Indicate only the number of lines in the listing below in which the word "JSON" appears.

* BEGIN Data shown *

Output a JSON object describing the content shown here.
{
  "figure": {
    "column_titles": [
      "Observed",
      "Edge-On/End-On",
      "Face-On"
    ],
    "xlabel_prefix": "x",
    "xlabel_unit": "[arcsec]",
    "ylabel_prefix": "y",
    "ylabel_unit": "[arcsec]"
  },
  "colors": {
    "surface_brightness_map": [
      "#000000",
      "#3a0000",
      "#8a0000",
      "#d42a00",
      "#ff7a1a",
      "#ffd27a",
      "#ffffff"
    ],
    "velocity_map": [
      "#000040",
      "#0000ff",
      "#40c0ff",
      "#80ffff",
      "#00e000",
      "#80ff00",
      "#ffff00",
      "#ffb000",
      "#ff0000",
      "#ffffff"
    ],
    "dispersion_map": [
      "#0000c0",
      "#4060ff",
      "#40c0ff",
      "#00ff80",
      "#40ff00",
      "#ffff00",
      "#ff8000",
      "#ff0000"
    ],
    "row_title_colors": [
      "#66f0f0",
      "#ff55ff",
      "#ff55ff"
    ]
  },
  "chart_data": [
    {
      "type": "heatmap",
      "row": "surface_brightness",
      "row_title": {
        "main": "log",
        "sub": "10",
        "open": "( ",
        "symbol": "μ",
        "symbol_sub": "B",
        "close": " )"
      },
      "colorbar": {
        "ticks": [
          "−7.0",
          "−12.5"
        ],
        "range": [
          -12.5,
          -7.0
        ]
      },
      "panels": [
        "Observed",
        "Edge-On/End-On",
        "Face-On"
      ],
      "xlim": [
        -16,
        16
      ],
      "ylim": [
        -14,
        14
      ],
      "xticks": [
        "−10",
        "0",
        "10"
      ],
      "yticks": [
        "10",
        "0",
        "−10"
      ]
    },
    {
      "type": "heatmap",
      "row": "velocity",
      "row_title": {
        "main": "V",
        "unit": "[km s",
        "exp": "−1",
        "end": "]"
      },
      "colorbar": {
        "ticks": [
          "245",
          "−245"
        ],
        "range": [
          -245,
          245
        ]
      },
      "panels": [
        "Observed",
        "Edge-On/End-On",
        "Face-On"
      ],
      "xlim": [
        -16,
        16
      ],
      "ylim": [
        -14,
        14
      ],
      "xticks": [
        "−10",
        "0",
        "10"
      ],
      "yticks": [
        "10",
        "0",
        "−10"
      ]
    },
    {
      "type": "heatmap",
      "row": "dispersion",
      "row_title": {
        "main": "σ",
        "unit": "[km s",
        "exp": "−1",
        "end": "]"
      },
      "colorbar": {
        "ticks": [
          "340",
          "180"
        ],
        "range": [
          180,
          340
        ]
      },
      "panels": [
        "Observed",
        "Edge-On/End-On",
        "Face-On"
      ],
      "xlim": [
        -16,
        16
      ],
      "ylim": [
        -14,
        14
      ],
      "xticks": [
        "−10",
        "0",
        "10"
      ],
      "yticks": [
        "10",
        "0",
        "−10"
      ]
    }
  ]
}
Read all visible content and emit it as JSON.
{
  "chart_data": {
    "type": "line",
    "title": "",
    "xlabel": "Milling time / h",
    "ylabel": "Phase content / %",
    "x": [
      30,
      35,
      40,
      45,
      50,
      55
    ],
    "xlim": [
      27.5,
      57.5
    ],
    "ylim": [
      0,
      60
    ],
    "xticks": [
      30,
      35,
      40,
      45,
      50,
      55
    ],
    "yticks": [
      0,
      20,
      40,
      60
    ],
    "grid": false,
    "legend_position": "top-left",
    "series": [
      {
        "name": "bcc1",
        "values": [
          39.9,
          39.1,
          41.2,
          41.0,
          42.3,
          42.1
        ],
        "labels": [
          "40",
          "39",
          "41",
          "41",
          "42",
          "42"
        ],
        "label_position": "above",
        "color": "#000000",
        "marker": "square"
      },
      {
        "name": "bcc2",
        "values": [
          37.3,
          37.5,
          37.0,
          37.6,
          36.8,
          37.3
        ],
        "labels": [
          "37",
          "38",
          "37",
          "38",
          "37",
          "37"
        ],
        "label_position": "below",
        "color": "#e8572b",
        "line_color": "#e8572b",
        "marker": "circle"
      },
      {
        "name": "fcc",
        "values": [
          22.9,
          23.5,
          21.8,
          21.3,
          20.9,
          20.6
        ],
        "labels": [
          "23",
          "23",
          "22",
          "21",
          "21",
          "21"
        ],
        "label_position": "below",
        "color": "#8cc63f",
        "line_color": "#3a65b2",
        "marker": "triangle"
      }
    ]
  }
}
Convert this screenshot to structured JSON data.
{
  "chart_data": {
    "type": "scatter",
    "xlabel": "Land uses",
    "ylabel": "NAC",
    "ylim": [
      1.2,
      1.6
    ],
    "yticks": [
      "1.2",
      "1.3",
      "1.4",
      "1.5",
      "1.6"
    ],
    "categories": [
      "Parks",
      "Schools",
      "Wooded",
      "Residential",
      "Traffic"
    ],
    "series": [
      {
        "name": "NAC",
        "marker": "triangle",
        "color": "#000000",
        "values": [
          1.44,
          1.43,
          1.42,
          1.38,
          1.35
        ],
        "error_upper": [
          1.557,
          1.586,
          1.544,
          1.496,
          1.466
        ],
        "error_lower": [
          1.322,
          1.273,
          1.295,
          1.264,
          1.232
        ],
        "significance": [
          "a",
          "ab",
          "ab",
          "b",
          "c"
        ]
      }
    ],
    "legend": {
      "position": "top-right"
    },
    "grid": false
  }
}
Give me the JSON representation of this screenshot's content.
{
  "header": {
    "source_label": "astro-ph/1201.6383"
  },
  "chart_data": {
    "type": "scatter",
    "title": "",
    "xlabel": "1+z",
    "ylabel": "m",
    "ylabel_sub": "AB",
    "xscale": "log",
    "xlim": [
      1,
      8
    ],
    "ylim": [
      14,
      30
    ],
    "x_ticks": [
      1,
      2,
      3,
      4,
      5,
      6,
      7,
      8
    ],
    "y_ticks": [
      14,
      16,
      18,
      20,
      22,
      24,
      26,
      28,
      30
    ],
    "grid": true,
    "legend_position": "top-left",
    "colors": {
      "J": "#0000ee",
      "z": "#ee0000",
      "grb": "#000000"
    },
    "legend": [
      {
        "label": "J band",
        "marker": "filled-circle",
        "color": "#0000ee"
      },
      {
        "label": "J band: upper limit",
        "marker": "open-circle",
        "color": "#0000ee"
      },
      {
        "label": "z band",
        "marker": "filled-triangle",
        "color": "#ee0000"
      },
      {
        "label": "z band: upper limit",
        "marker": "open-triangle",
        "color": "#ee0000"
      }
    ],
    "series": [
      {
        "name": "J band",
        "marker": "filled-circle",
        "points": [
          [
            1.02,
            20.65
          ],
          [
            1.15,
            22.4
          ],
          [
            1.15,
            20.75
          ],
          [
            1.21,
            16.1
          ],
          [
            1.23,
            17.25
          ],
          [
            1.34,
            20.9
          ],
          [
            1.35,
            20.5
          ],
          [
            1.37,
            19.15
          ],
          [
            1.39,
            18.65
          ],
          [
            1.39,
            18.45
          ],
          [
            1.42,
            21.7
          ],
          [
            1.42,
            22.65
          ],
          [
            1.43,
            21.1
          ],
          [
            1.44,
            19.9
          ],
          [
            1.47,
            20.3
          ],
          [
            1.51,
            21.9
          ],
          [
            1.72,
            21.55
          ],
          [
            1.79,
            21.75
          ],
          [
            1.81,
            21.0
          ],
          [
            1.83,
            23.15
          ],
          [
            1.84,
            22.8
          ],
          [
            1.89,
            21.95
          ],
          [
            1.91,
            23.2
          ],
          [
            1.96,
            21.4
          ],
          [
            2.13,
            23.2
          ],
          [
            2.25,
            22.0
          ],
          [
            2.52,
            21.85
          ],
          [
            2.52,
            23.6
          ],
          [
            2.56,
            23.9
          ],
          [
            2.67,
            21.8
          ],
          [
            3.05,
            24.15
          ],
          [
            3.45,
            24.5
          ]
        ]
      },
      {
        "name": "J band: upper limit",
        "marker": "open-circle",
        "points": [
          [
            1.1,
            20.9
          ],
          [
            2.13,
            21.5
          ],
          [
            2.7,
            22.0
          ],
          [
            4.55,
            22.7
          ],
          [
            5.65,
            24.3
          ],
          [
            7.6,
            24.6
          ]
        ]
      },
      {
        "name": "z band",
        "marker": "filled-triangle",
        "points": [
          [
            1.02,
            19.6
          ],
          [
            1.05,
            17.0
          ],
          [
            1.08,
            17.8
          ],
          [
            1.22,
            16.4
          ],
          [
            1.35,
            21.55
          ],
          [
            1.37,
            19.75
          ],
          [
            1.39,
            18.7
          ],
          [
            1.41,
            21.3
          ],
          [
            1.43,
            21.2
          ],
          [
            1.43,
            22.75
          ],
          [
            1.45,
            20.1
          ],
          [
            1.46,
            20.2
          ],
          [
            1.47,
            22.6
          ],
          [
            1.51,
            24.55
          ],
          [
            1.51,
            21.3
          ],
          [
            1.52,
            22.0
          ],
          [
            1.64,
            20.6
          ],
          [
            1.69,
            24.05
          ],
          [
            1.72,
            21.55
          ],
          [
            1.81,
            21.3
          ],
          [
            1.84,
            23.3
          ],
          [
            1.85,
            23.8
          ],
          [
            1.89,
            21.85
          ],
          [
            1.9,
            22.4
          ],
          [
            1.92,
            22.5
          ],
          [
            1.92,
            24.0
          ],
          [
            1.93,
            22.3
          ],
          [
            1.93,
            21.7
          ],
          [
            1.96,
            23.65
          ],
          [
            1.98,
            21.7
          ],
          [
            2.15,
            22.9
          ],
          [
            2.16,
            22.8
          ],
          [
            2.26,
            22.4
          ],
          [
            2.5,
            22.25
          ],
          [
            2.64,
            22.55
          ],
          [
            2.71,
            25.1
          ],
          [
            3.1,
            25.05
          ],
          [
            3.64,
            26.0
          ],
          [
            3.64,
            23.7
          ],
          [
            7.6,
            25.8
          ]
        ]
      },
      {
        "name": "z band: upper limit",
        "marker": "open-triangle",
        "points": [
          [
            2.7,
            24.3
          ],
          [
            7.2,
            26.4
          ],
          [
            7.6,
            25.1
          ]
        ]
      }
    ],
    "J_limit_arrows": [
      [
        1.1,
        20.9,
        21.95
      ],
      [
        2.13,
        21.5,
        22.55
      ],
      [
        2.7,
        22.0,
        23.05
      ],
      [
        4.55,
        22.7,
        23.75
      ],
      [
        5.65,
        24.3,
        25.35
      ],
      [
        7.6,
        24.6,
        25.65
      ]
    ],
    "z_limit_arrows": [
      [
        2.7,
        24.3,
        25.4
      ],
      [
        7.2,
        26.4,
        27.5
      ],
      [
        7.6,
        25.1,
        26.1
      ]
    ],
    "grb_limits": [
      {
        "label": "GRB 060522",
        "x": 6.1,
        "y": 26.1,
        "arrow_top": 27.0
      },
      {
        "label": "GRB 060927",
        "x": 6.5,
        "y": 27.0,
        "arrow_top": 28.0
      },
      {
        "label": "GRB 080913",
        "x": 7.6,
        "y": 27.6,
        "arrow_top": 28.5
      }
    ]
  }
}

* END Data shown *

## Output of the task
4